### THE REQUEST
Go through the records and show each line where the word "cheklovlar" occurs.

[Recorded data]
-=-=-

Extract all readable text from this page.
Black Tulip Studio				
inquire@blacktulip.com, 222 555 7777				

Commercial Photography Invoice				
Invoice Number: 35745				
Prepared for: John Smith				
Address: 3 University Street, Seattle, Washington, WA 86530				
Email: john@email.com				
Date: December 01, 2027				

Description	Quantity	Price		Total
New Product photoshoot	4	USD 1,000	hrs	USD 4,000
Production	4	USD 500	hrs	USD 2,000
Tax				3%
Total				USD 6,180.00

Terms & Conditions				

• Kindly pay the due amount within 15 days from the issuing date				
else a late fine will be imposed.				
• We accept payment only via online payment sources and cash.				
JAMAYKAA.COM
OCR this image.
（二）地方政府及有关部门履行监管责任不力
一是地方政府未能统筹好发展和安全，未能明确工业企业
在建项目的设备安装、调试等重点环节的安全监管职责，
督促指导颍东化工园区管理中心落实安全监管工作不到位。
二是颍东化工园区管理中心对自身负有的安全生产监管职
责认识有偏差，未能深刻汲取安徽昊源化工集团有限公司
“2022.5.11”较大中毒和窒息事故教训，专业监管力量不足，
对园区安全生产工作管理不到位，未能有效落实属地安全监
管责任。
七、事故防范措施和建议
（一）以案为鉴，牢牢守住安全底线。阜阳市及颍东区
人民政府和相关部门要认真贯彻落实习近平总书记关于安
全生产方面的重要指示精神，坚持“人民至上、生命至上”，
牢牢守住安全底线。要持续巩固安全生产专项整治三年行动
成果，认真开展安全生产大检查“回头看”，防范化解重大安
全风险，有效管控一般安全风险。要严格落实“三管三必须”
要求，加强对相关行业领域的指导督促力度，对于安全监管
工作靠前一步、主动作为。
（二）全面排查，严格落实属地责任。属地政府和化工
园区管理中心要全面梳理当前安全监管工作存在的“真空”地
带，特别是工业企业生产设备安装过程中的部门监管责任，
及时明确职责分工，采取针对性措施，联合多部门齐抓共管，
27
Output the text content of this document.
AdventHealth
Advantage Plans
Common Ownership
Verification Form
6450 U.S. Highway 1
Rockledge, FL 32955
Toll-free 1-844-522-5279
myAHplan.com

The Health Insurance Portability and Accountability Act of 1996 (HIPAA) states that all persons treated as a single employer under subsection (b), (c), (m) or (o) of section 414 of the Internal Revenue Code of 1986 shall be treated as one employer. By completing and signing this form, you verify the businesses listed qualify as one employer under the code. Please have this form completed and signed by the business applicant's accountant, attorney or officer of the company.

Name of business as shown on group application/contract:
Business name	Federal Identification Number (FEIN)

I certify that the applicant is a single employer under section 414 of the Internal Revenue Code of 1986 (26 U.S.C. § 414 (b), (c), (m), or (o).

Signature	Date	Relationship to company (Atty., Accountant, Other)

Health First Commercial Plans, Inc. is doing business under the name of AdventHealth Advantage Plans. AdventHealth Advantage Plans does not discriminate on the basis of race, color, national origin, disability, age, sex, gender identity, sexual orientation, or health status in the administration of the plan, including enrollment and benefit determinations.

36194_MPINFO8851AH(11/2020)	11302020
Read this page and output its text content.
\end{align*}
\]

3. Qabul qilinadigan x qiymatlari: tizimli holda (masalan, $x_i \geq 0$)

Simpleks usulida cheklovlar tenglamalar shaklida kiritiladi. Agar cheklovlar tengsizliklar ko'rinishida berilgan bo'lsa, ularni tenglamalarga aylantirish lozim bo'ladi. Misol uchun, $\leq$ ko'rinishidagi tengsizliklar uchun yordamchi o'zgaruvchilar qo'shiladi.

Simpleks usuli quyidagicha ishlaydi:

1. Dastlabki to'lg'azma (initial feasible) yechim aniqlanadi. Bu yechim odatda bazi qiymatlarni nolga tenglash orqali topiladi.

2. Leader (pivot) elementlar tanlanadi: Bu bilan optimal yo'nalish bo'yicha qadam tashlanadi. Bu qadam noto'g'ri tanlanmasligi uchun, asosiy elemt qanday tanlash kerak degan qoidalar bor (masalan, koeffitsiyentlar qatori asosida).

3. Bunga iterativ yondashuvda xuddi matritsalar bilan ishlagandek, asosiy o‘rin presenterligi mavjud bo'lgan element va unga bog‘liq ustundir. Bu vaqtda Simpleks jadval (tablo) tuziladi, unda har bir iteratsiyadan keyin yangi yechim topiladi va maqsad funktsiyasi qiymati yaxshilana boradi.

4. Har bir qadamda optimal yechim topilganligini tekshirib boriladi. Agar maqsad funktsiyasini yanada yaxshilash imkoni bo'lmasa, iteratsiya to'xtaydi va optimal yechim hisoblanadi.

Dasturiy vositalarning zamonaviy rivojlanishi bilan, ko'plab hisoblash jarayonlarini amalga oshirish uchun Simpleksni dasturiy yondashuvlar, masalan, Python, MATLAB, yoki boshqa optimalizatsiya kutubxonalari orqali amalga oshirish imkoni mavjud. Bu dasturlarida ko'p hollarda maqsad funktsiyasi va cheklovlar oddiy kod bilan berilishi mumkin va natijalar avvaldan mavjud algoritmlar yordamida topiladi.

-=-=-

### ANSWER BELOW
Simpleks usulida cheklovlar tenglamalar shaklida kiritiladi. Agar cheklovlar tengsizliklar ko'rinishida berilgan bo'lsa, ularni tenglamalarga aylantirish lozim bo'ladi. Misol uchun, $\leq$ ko'rinishidagi tengsizliklar uchun yordamchi o'zgaruvchilar qo'shiladi.
Dasturiy vositalarning zamonaviy rivojlanishi bilan, ko'plab hisoblash jarayonlarini amalga oshirish uchun Simpleksni dasturiy yondashuvlar, masalan, Python, MATLAB, yoki boshqa optimalizatsiya kutubxonalari orqali amalga oshirish imkoni mavjud. Bu dasturlarida ko'p hollarda maqsad funktsiyasi va cheklovlar oddiy kod bilan berilishi mumkin va natijalar avvaldan mavjud algoritmlar yordamida topiladi.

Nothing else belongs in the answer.